Your task is to write out the complete listing exactly as it is shown.
----
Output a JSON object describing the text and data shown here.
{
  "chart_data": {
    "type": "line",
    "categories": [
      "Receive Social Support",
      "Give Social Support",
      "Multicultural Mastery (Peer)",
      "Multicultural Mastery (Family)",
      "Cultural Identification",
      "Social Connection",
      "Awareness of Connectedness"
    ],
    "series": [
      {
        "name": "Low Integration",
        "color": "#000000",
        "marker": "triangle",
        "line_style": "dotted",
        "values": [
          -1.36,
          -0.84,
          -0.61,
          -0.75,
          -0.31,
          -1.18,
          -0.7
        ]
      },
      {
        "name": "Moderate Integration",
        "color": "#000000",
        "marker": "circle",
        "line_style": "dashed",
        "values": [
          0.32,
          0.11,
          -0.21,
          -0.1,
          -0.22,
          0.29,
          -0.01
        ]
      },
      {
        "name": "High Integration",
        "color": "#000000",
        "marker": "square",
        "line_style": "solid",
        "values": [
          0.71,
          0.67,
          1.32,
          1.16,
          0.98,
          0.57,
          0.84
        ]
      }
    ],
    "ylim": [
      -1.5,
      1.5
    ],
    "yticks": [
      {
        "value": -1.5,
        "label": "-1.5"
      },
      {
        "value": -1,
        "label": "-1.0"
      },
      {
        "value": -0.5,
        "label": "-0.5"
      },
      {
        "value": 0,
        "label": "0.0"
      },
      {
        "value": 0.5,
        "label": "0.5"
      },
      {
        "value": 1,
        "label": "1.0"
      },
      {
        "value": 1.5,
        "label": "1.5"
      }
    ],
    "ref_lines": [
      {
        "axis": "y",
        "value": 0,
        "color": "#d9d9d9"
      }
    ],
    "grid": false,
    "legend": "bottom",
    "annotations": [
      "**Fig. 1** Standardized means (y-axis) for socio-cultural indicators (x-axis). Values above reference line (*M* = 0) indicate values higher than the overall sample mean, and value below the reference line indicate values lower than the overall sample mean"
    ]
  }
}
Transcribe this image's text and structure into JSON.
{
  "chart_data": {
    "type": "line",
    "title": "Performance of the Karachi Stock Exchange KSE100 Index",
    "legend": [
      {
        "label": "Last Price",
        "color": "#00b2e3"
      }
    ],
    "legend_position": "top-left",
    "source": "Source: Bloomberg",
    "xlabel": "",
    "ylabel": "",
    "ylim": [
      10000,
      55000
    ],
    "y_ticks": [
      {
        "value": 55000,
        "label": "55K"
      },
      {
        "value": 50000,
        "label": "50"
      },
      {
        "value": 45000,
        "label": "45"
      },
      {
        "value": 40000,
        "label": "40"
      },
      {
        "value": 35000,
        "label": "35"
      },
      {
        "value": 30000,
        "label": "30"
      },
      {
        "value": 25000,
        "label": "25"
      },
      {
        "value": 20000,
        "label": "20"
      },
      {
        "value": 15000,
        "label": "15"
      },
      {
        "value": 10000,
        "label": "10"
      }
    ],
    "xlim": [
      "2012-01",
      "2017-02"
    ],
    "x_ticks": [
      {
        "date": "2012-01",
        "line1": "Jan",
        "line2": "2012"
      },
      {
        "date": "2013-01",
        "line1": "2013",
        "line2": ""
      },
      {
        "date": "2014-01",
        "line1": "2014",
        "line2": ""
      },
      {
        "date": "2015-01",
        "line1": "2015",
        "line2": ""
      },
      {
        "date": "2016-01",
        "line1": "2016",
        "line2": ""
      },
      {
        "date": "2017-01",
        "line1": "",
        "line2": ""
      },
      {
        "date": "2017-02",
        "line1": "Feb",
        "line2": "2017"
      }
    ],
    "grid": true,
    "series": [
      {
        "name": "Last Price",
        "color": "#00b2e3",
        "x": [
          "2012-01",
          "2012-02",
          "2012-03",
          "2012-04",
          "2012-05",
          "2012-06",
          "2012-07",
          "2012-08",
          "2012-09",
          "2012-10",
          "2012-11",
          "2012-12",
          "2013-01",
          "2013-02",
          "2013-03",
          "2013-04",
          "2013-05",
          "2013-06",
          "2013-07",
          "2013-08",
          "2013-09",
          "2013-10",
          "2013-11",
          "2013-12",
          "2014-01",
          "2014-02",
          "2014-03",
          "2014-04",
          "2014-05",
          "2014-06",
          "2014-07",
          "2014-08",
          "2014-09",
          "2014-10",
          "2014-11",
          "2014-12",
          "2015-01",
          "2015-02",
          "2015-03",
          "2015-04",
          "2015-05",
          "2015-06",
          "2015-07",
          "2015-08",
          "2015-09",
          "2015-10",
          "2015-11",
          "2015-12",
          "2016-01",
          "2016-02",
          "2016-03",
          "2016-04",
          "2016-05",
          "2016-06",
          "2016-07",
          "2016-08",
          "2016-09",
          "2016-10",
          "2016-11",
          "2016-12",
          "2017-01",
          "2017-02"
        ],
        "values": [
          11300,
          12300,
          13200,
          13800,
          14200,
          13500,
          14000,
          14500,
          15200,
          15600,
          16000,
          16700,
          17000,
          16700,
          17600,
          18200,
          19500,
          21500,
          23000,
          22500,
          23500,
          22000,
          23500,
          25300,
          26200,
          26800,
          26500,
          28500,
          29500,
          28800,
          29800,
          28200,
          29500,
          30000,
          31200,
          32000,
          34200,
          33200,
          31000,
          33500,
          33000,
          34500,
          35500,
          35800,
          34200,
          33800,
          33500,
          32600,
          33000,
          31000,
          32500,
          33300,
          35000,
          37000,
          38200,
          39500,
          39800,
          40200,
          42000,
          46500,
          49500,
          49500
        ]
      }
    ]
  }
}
----
> **Response**:
Output a JSON object describing the text and data shown here.
{
  "chart_data": {
    "type": "line",
    "categories": [
      "Receive Social Support",
      "Give Social Support",
      "Multicultural Mastery (Peer)",
      "Multicultural Mastery (Family)",
      "Cultural Identification",
      "Social Connection",
      "Awareness of Connectedness"
    ],
    "series": [
      {
        "name": "Low Integration",
        "color": "#000000",
        "marker": "triangle",
        "line_style": "dotted",
        "values": [
          -1.36,
          -0.84,
          -0.61,
          -0.75,
          -0.31,
          -1.18,
          -0.7
        ]
      },
      {
        "name": "Moderate Integration",
        "color": "#000000",
        "marker": "circle",
        "line_style": "dashed",
        "values": [
          0.32,
          0.11,
          -0.21,
          -0.1,
          -0.22,
          0.29,
          -0.01
        ]
      },
      {
        "name": "High Integration",
        "color": "#000000",
        "marker": "square",
        "line_style": "solid",
        "values": [
          0.71,
          0.67,
          1.32,
          1.16,
          0.98,
          0.57,
          0.84
        ]
      }
    ],
    "ylim": [
      -1.5,
      1.5
    ],
    "yticks": [
      {
        "value": -1.5,
        "label": "-1.5"
      },
      {
        "value": -1,
        "label": "-1.0"
      },
      {
        "value": -0.5,
        "label": "-0.5"
      },
      {
        "value": 0,
        "label": "0.0"
      },
      {
        "value": 0.5,
        "label": "0.5"
      },
      {
        "value": 1,
        "label": "1.0"
      },
      {
        "value": 1.5,
        "label": "1.5"
      }
    ],
    "ref_lines": [
      {
        "axis": "y",
        "value": 0,
        "color": "#d9d9d9"
      }
    ],
    "grid": false,
    "legend": "bottom",
    "annotations": [
      "**Fig. 1** Standardized means (y-axis) for socio-cultural indicators (x-axis). Values above reference line (*M* = 0) indicate values higher than the overall sample mean, and value below the reference line indicate values lower than the overall sample mean"
    ]
  }
}
Transcribe this image's text and structure into JSON.
{
  "chart_data": {
    "type": "line",
    "title": "Performance of the Karachi Stock Exchange KSE100 Index",
    "legend": [
      {
        "label": "Last Price",
        "color": "#00b2e3"
      }
    ],
    "legend_position": "top-left",
    "source": "Source: Bloomberg",
    "xlabel": "",
    "ylabel": "",
    "ylim": [
      10000,
      55000
    ],
    "y_ticks": [
      {
        "value": 55000,
        "label": "55K"
      },
      {
        "value": 50000,
        "label": "50"
      },
      {
        "value": 45000,
        "label": "45"
      },
      {
        "value": 40000,
        "label": "40"
      },
      {
        "value": 35000,
        "label": "35"
      },
      {
        "value": 30000,
        "label": "30"
      },
      {
        "value": 25000,
        "label": "25"
      },
      {
        "value": 20000,
        "label": "20"
      },
      {
        "value": 15000,
        "label": "15"
      },
      {
        "value": 10000,
        "label": "10"
      }
    ],
    "xlim": [
      "2012-01",
      "2017-02"
    ],
    "x_ticks": [
      {
        "date": "2012-01",
        "line1": "Jan",
        "line2": "2012"
      },
      {
        "date": "2013-01",
        "line1": "2013",
        "line2": ""
      },
      {
        "date": "2014-01",
        "line1": "2014",
        "line2": ""
      },
      {
        "date": "2015-01",
        "line1": "2015",
        "line2": ""
      },
      {
        "date": "2016-01",
        "line1": "2016",
        "line2": ""
      },
      {
        "date": "2017-01",
        "line1": "",
        "line2": ""
      },
      {
        "date": "2017-02",
        "line1": "Feb",
        "line2": "2017"
      }
    ],
    "grid": true,
    "series": [
      {
        "name": "Last Price",
        "color": "#00b2e3",
        "x": [
          "2012-01",
          "2012-02",
          "2012-03",
          "2012-04",
          "2012-05",
          "2012-06",
          "2012-07",
          "2012-08",
          "2012-09",
          "2012-10",
          "2012-11",
          "2012-12",
          "2013-01",
          "2013-02",
          "2013-03",
          "2013-04",
          "2013-05",
          "2013-06",
          "2013-07",
          "2013-08",
          "2013-09",
          "2013-10",
          "2013-11",
          "2013-12",
          "2014-01",
          "2014-02",
          "2014-03",
          "2014-04",
          "2014-05",
          "2014-06",
          "2014-07",
          "2014-08",
          "2014-09",
          "2014-10",
          "2014-11",
          "2014-12",
          "2015-01",
          "2015-02",
          "2015-03",
          "2015-04",
          "2015-05",
          "2015-06",
          "2015-07",
          "2015-08",
          "2015-09",
          "2015-10",
          "2015-11",
          "2015-12",
          "2016-01",
          "2016-02",
          "2016-03",
          "2016-04",
          "2016-05",
          "2016-06",
          "2016-07",
          "2016-08",
          "2016-09",
          "2016-10",
          "2016-11",
          "2016-12",
          "2017-01",
          "2017-02"
        ],
        "values": [
          11300,
          12300,
          13200,
          13800,
          14200,
          13500,
          14000,
          14500,
          15200,
          15600,
          16000,
          16700,
          17000,
          16700,
          17600,
          18200,
          19500,
          21500,
          23000,
          22500,
          23500,
          22000,
          23500,
          25300,
          26200,
          26800,
          26500,
          28500,
          29500,
          28800,
          29800,
          28200,
          29500,
          30000,
          31200,
          32000,
          34200,
          33200,
          31000,
          33500,
          33000,
          34500,
          35500,
          35800,
          34200,
          33800,
          33500,
          32600,
          33000,
          31000,
          32500,
          33300,
          35000,
          37000,
          38200,
          39500,
          39800,
          40200,
          42000,
          46500,
          49500,
          49500
        ]
      }
    ]
  }
}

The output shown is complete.